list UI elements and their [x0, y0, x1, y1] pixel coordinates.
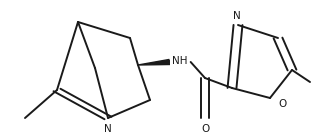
Text: N: N	[104, 124, 112, 134]
Text: O: O	[201, 124, 209, 134]
Text: O: O	[278, 99, 286, 109]
Polygon shape	[138, 60, 171, 65]
Text: N: N	[232, 11, 240, 21]
Text: NH: NH	[172, 56, 187, 66]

What this task involves → Copy out every line of the rows above word for word, leaving out the pictures.

Output below →
list UI elements and their [x0, y0, x1, y1] pixel coordinates.
Text: N: N	[104, 124, 112, 134]
Text: O: O	[201, 124, 209, 134]
Text: O: O	[278, 99, 286, 109]
Polygon shape	[138, 60, 171, 65]
Text: N: N	[232, 11, 240, 21]
Text: NH: NH	[172, 56, 187, 66]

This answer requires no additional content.